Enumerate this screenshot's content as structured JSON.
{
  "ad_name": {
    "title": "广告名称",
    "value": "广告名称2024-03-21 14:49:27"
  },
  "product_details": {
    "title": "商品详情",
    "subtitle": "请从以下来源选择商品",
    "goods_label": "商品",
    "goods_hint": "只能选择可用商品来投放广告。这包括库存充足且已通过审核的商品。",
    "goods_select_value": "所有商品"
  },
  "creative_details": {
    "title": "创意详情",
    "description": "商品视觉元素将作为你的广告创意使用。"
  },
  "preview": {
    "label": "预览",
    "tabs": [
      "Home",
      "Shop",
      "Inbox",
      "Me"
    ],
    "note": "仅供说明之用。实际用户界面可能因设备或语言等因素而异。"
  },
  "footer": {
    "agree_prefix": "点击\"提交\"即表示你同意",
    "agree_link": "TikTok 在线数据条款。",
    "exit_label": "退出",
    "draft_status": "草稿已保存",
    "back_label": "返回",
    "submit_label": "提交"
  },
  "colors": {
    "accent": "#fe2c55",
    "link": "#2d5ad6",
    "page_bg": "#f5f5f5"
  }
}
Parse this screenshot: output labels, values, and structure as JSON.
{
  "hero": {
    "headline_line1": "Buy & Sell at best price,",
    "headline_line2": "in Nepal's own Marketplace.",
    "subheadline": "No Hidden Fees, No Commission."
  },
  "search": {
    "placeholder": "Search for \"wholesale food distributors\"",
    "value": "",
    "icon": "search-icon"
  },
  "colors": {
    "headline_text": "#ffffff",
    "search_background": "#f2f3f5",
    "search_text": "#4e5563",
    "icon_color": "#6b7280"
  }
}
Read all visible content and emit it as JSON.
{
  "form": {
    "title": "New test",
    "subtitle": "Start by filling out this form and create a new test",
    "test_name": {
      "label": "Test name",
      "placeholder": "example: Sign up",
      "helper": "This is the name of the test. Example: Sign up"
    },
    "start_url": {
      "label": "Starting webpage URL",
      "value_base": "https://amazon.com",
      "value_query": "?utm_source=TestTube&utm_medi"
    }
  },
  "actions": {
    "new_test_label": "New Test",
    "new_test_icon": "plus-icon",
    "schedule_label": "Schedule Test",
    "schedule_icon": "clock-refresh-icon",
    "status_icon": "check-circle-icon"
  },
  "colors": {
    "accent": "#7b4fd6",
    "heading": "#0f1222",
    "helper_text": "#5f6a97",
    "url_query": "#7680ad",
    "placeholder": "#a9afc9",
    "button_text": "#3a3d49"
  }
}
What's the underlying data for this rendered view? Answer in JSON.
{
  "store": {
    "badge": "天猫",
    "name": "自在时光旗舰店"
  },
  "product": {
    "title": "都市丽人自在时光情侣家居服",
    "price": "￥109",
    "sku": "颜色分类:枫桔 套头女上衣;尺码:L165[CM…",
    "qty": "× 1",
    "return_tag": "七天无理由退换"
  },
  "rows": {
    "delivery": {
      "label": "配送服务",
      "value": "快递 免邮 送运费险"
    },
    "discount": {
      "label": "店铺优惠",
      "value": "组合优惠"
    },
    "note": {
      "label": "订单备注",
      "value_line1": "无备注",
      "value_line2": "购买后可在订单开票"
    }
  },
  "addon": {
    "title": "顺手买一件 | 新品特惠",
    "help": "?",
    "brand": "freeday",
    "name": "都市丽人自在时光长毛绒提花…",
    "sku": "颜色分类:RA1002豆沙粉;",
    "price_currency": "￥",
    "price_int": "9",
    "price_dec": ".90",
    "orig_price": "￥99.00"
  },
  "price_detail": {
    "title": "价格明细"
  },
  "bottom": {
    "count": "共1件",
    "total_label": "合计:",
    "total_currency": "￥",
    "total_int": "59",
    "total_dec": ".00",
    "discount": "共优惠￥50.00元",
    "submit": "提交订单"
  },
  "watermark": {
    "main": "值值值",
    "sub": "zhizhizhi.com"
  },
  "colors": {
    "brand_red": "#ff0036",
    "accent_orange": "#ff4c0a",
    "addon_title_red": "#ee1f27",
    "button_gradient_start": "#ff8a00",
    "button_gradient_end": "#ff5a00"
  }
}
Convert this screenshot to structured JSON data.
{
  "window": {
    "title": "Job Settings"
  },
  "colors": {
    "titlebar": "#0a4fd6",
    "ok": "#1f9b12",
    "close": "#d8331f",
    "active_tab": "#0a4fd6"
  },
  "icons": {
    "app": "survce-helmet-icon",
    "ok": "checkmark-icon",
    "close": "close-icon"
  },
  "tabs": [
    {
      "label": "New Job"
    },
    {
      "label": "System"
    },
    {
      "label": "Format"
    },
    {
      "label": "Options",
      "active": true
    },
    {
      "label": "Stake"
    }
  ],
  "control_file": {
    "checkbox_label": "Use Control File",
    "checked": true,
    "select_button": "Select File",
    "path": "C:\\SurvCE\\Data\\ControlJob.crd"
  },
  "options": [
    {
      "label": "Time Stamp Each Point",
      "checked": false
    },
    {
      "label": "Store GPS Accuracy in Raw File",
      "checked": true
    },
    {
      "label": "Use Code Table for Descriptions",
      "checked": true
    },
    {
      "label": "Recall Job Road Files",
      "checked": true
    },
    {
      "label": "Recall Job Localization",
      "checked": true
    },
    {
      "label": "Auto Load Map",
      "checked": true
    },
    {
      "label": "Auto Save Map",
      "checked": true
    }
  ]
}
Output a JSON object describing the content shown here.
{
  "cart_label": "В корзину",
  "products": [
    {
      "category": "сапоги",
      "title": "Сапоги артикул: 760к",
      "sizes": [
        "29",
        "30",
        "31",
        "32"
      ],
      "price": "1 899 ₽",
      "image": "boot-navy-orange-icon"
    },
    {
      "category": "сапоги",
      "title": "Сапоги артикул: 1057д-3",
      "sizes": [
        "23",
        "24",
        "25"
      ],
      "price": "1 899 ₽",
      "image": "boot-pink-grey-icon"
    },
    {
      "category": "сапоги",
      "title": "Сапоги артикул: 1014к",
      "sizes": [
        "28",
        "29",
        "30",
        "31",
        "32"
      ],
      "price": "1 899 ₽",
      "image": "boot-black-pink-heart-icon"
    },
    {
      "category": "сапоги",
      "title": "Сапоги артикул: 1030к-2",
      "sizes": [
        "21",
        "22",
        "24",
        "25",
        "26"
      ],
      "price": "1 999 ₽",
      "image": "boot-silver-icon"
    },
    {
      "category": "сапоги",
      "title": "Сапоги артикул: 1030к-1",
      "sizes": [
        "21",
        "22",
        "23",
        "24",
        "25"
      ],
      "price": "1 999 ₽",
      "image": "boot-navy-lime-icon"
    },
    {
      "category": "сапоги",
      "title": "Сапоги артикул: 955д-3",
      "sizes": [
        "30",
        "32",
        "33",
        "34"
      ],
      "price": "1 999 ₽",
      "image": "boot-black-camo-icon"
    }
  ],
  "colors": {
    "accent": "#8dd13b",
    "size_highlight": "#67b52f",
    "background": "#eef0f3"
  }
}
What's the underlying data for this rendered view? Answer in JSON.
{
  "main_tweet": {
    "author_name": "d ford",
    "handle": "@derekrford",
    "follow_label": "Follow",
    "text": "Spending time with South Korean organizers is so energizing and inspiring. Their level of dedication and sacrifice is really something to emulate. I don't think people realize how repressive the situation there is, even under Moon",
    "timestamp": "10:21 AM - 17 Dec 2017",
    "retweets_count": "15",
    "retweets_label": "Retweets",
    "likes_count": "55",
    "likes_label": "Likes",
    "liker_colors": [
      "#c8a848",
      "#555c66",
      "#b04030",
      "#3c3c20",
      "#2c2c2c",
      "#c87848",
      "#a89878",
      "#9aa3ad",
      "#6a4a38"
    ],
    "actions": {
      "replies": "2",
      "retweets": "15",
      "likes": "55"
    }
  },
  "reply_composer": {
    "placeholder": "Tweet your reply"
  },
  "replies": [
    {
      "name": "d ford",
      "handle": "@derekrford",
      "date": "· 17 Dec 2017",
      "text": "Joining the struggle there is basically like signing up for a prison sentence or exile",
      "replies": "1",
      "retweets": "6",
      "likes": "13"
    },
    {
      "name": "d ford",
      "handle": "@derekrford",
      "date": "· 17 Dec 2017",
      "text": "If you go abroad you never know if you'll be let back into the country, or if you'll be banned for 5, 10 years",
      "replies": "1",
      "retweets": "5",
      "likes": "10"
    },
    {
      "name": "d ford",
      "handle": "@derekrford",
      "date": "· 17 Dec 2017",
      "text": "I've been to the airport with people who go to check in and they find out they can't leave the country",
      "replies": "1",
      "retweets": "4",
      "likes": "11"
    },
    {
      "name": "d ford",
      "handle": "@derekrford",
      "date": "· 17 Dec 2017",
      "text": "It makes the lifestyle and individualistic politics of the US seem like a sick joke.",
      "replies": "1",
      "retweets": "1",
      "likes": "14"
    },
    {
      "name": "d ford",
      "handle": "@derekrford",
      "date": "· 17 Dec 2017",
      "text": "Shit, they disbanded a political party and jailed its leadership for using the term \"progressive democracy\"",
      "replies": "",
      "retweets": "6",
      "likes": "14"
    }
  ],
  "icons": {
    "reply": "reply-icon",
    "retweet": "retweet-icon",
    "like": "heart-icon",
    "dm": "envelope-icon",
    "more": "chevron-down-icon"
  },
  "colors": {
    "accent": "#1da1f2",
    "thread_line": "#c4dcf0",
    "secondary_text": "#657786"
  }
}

========================

▶ **Your goal**
Report the number of lines that contain "placeholder", with no other words.

▶ **The completed task**
4